Written instruction:
Copy all the data exactly, except the pictures.

Supplied material:
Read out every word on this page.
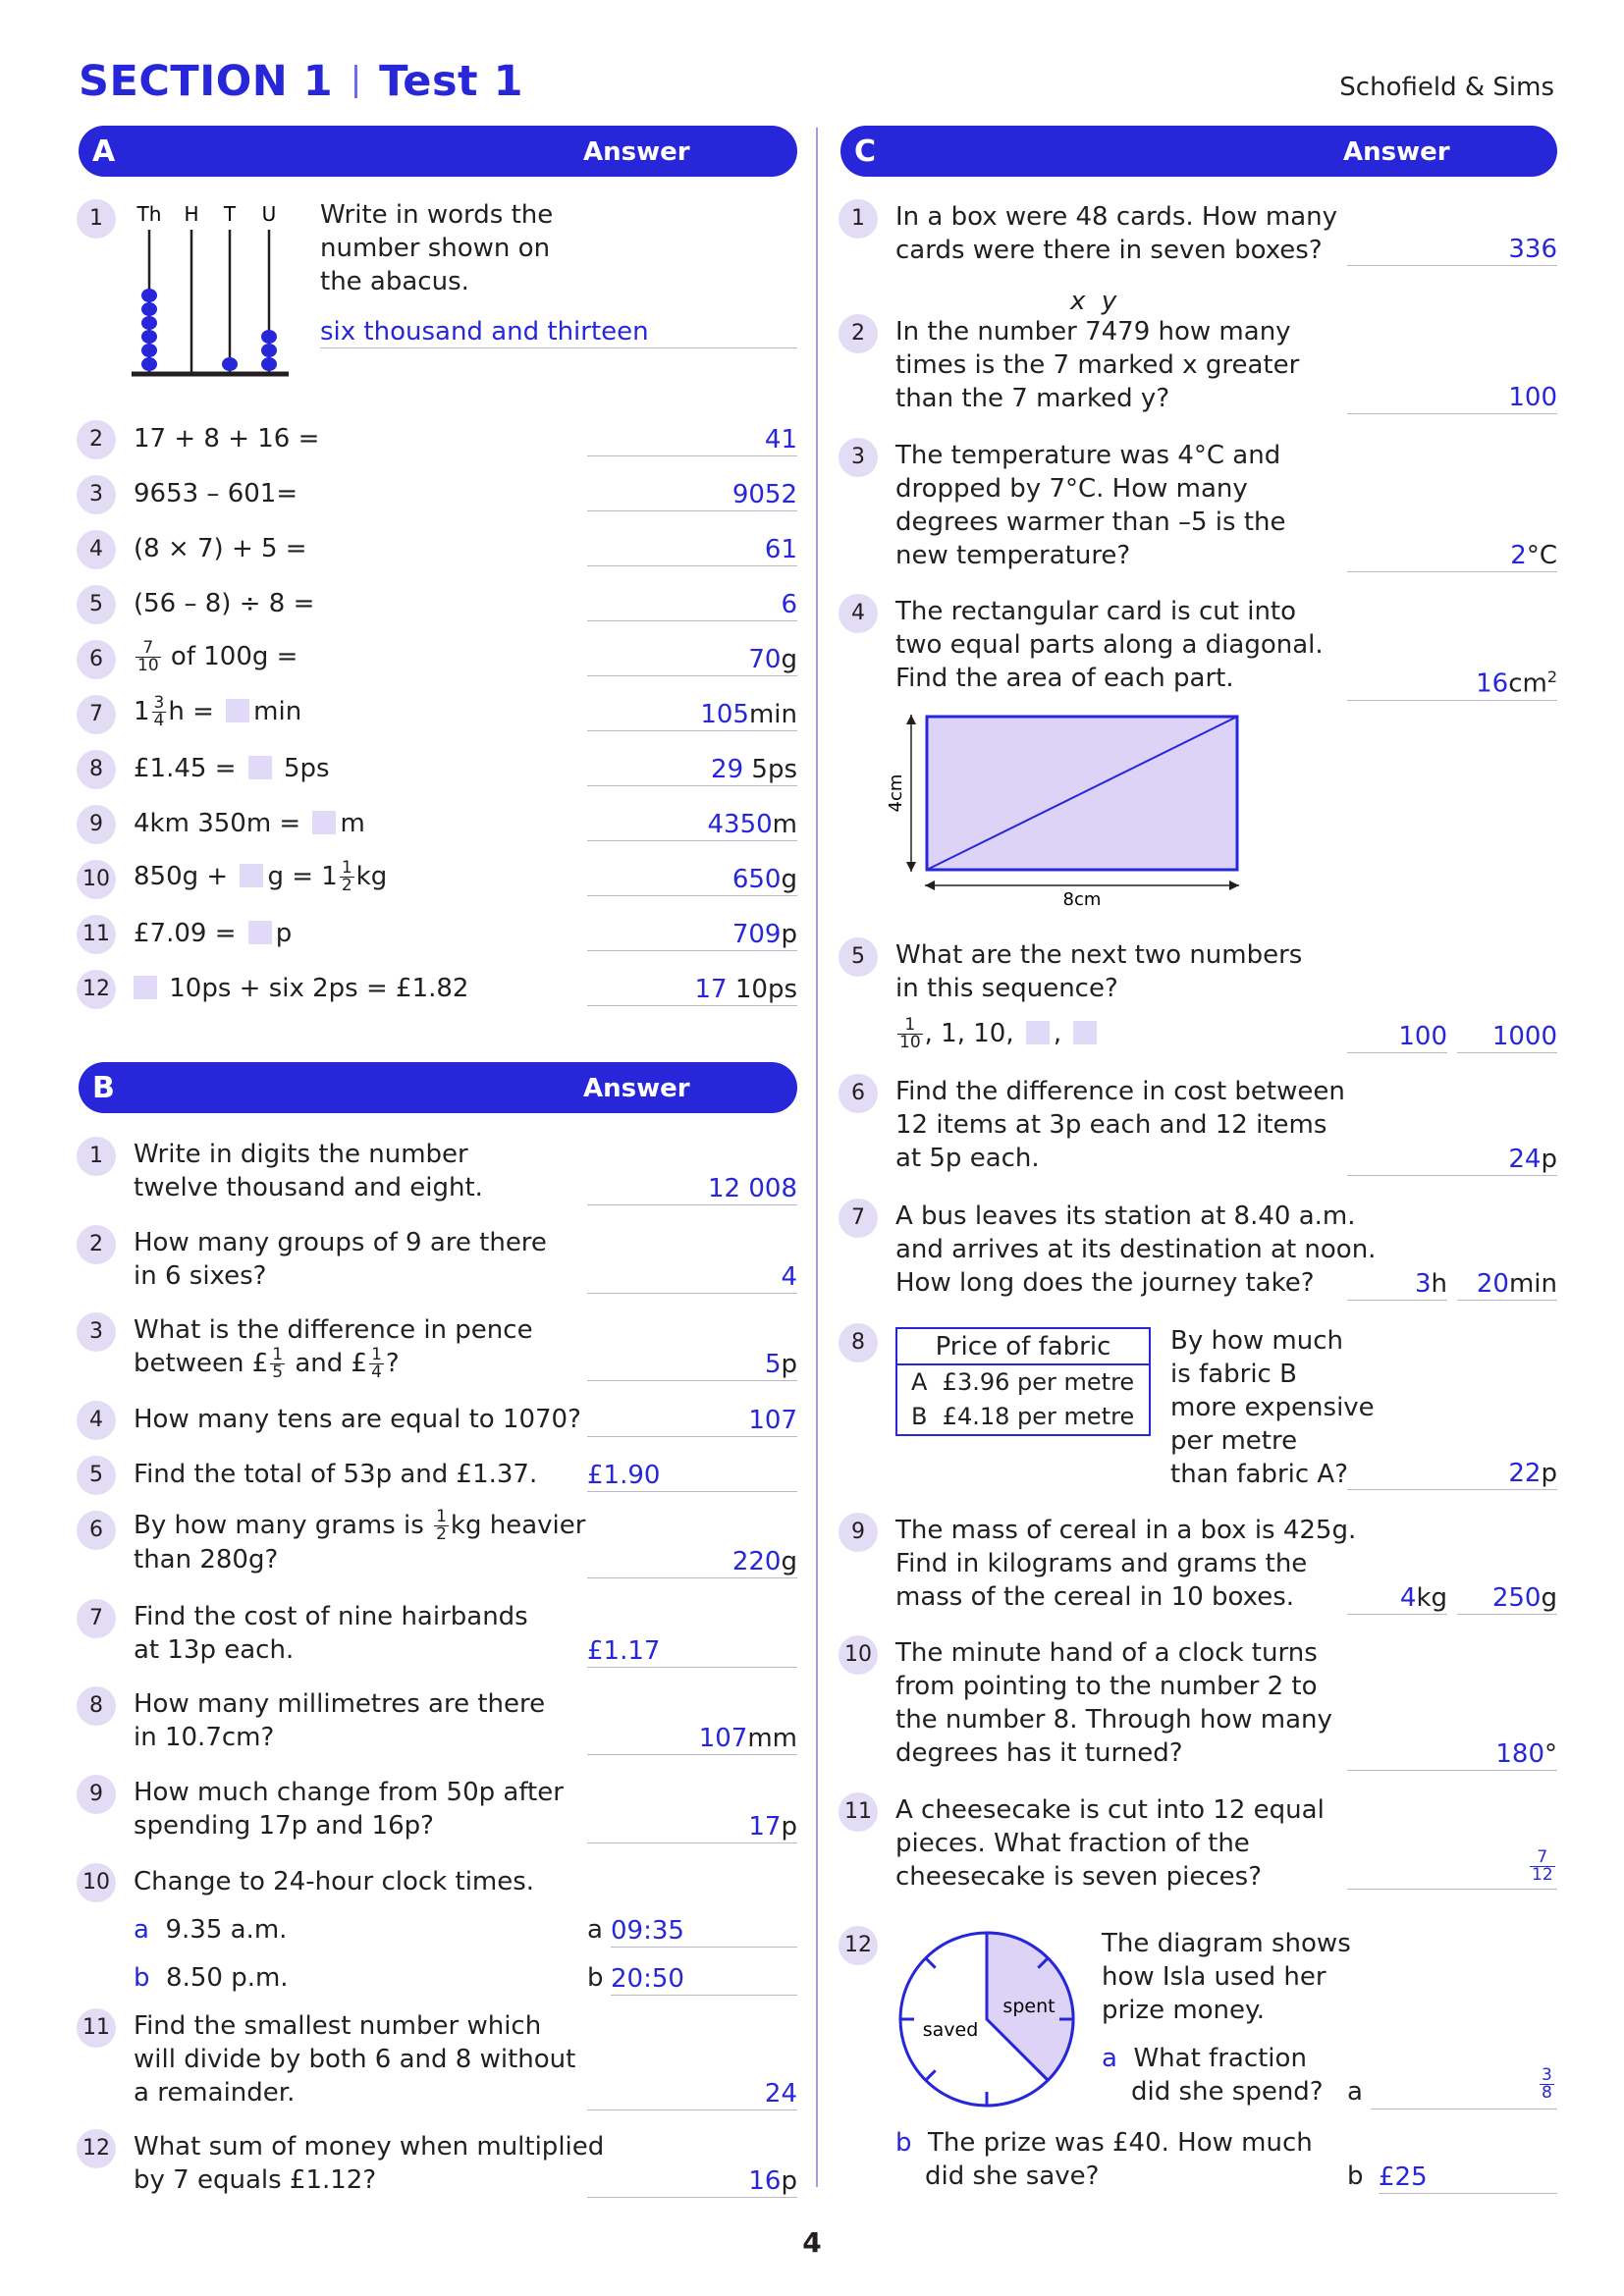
SECTION 1 Test 1	Schofield & Sims
4
A	Answer
1	Th H T U Write in words the number shown on the abacus.
six thousand and thirteen
2	17 + 8 + 16 =	41
3	9653 – 601=	9052
4	(8 × 7) + 5 =	61
5	(56 – 8) ÷ 8 =	6
6	$\frac{7}{10}$ of 100g =	70g
7	$1 \frac{3}{4}$ h = min	105min
8	£1.45 = 5ps	29 5ps
9	4km 350m = m	4350m
10 $850g + g = 1 \frac{1}{2}$ kg	650g
11 £7.09 = p	709p
12	10ps + six 2ps = £1.82	17 10ps
B	Answer
1	Write in digits the number
twelve thousand and eight.	12 008
2	How many groups of 9 are there
in 6 sixes?	4
3	What is the difference in pence
between £ $\frac{1}{5}$ and £ $\frac{1}{4}$ ?	5p
4	How many tens are equal to 1070?	107
5	Find the total of 53p and £1.37. £1.90
6	By how many grams is $\frac{1}{2}$ kg heavier
than 280g?	220g
7	Find the cost of nine hairbands
at 13p each.	£1.17
8	How many millimetres are there
in 10.7cm?	107mm
9	How much change from 50p after
spending 17p and 16p?	17p
10 Change to 24-hour clock times.
a 9.35 a.m.	a 09:35
b 8.50 p.m.	b 20:50
11 Find the smallest number which
will divide by both 6 and 8 without
a remainder.	24
12 What sum of money when multiplied
by 7 equals £1.12?	16p
C	Answer
1	In a box were 48 cards. How many
cards were there in seven boxes?	336
x  y
2	In the number 7479 how many
times is the 7 marked x greater
than the 7 marked y?	100
3	The temperature was 4°C and
dropped by 7°C. How many
degrees warmer than –5 is the
new temperature?	2°C
4	The rectangular card is cut into
two equal parts along a diagonal.
Find the area of each part.	$16cm^2$
8cm
4cm
5	What are the next two numbers
in this sequence?
$\frac{1}{10}$ , 1, 10, ,	100	1000
6	Find the difference in cost between
12 items at 3p each and 12 items
at 5p each.	24p
7	A bus leaves its station at 8.40 a.m.
and arrives at its destination at noon.
How long does the journey take?	3h	20min
8	Price of fabric
A  £3.96 per metre
B  £4.18 per metre
By how much
is fabric B
more expensive
per metre
than fabric A?	22p
9	The mass of cereal in a box is 425g.
Find in kilograms and grams the
mass of the cereal in 10 boxes.	4kg	250g
10 The minute hand of a clock turns
from pointing to the number 2 to
the number 8. Through how many
degrees has it turned?	180°
11 A cheesecake is cut into 12 equal
pieces. What fraction of the
cheesecake is seven pieces?	$\frac{7}{12}$
12
saved
spent
The diagram shows
how Isla used her
prize money.
a What fraction
did she spend? a	$\frac{3}{8}$
b The prize was £40. How much
did she save?	b £25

Answer to the task:
Read out every word on this page.
SECTION 1 Test 1	Schofield & Sims
4
A	Answer
1	Th H T U Write in words the number shown on the abacus.
six thousand and thirteen
2	17 + 8 + 16 =	41
3	9653 – 601=	9052
4	(8 × 7) + 5 =	61
5	(56 – 8) ÷ 8 =	6
6	$\frac{7}{10}$ of 100g =	70g
7	$1 \frac{3}{4}$ h = min	105min
8	£1.45 = 5ps	29 5ps
9	4km 350m = m	4350m
10 $850g + g = 1 \frac{1}{2}$ kg	650g
11 £7.09 = p	709p
12	10ps + six 2ps = £1.82	17 10ps
B	Answer
1	Write in digits the number
twelve thousand and eight.	12 008
2	How many groups of 9 are there
in 6 sixes?	4
3	What is the difference in pence
between £ $\frac{1}{5}$ and £ $\frac{1}{4}$ ?	5p
4	How many tens are equal to 1070?	107
5	Find the total of 53p and £1.37. £1.90
6	By how many grams is $\frac{1}{2}$ kg heavier
than 280g?	220g
7	Find the cost of nine hairbands
at 13p each.	£1.17
8	How many millimetres are there
in 10.7cm?	107mm
9	How much change from 50p after
spending 17p and 16p?	17p
10 Change to 24-hour clock times.
a 9.35 a.m.	a 09:35
b 8.50 p.m.	b 20:50
11 Find the smallest number which
will divide by both 6 and 8 without
a remainder.	24
12 What sum of money when multiplied
by 7 equals £1.12?	16p
C	Answer
1	In a box were 48 cards. How many
cards were there in seven boxes?	336
x  y
2	In the number 7479 how many
times is the 7 marked x greater
than the 7 marked y?	100
3	The temperature was 4°C and
dropped by 7°C. How many
degrees warmer than –5 is the
new temperature?	2°C
4	The rectangular card is cut into
two equal parts along a diagonal.
Find the area of each part.	$16cm^2$
8cm
4cm
5	What are the next two numbers
in this sequence?
$\frac{1}{10}$ , 1, 10, ,	100	1000
6	Find the difference in cost between
12 items at 3p each and 12 items
at 5p each.	24p
7	A bus leaves its station at 8.40 a.m.
and arrives at its destination at noon.
How long does the journey take?	3h	20min
8	Price of fabric
A  £3.96 per metre
B  £4.18 per metre
By how much
is fabric B
more expensive
per metre
than fabric A?	22p
9	The mass of cereal in a box is 425g.
Find in kilograms and grams the
mass of the cereal in 10 boxes.	4kg	250g
10 The minute hand of a clock turns
from pointing to the number 2 to
the number 8. Through how many
degrees has it turned?	180°
11 A cheesecake is cut into 12 equal
pieces. What fraction of the
cheesecake is seven pieces?	$\frac{7}{12}$
12
saved
spent
The diagram shows
how Isla used her
prize money.
a What fraction
did she spend? a	$\frac{3}{8}$
b The prize was £40. How much
did she save?	b £25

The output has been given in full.